What the exercise asks: Omit any picture, and return the remaining data exactly as written.

Records to process:

** BEGIN **

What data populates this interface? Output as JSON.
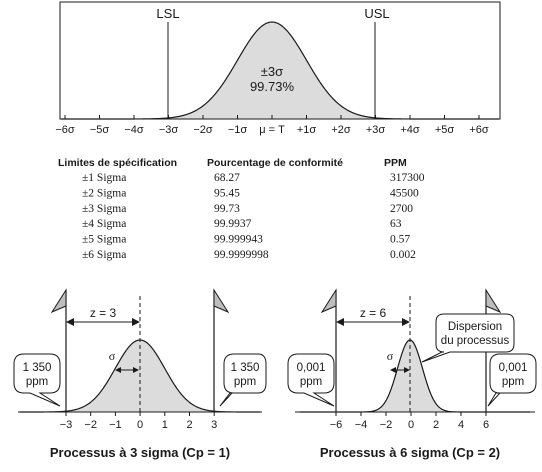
{
  "top": {
    "lsl": "LSL",
    "usl": "USL",
    "center_line1": "±3σ",
    "center_line2": "99.73%",
    "axis_ticks": [
      "−6σ",
      "−5σ",
      "−4σ",
      "−3σ",
      "−2σ",
      "−1σ",
      "μ = T",
      "+1σ",
      "+2σ",
      "+3σ",
      "+4σ",
      "+5σ",
      "+6σ"
    ]
  },
  "table": {
    "headers": [
      "Limites de spécification",
      "Pourcentage de conformité",
      "PPM"
    ],
    "rows": [
      [
        "±1 Sigma",
        "68.27",
        "317300"
      ],
      [
        "±2 Sigma",
        "95.45",
        "45500"
      ],
      [
        "±3 Sigma",
        "99.73",
        "2700"
      ],
      [
        "±4 Sigma",
        "99.9937",
        "63"
      ],
      [
        "±5 Sigma",
        "99.999943",
        "0.57"
      ],
      [
        "±6 Sigma",
        "99.9999998",
        "0.002"
      ]
    ]
  },
  "left_panel": {
    "z_label": "z = 3",
    "sigma": "σ",
    "left_callout": [
      "1 350",
      "ppm"
    ],
    "right_callout": [
      "1 350",
      "ppm"
    ],
    "ticks": [
      "−3",
      "−2",
      "−1",
      "0",
      "1",
      "2",
      "3"
    ],
    "caption": "Processus à 3 sigma (Cp = 1)"
  },
  "right_panel": {
    "z_label": "z = 6",
    "sigma": "σ",
    "dispersion": [
      "Dispersion",
      "du processus"
    ],
    "left_callout": [
      "0,001",
      "ppm"
    ],
    "right_callout": [
      "0,001",
      "ppm"
    ],
    "ticks": [
      "−6",
      "−4",
      "−2",
      "0",
      "2",
      "4",
      "6"
    ],
    "caption": "Processus à 6 sigma (Cp = 2)"
  },
  "colors": {
    "fill": "#dcdcdc",
    "line": "#1a1a1a"
  }
}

** END **

In response:
What data populates this interface? Output as JSON.
{
  "top": {
    "lsl": "LSL",
    "usl": "USL",
    "center_line1": "±3σ",
    "center_line2": "99.73%",
    "axis_ticks": [
      "−6σ",
      "−5σ",
      "−4σ",
      "−3σ",
      "−2σ",
      "−1σ",
      "μ = T",
      "+1σ",
      "+2σ",
      "+3σ",
      "+4σ",
      "+5σ",
      "+6σ"
    ]
  },
  "table": {
    "headers": [
      "Limites de spécification",
      "Pourcentage de conformité",
      "PPM"
    ],
    "rows": [
      [
        "±1 Sigma",
        "68.27",
        "317300"
      ],
      [
        "±2 Sigma",
        "95.45",
        "45500"
      ],
      [
        "±3 Sigma",
        "99.73",
        "2700"
      ],
      [
        "±4 Sigma",
        "99.9937",
        "63"
      ],
      [
        "±5 Sigma",
        "99.999943",
        "0.57"
      ],
      [
        "±6 Sigma",
        "99.9999998",
        "0.002"
      ]
    ]
  },
  "left_panel": {
    "z_label": "z = 3",
    "sigma": "σ",
    "left_callout": [
      "1 350",
      "ppm"
    ],
    "right_callout": [
      "1 350",
      "ppm"
    ],
    "ticks": [
      "−3",
      "−2",
      "−1",
      "0",
      "1",
      "2",
      "3"
    ],
    "caption": "Processus à 3 sigma (Cp = 1)"
  },
  "right_panel": {
    "z_label": "z = 6",
    "sigma": "σ",
    "dispersion": [
      "Dispersion",
      "du processus"
    ],
    "left_callout": [
      "0,001",
      "ppm"
    ],
    "right_callout": [
      "0,001",
      "ppm"
    ],
    "ticks": [
      "−6",
      "−4",
      "−2",
      "0",
      "2",
      "4",
      "6"
    ],
    "caption": "Processus à 6 sigma (Cp = 2)"
  },
  "colors": {
    "fill": "#dcdcdc",
    "line": "#1a1a1a"
  }
}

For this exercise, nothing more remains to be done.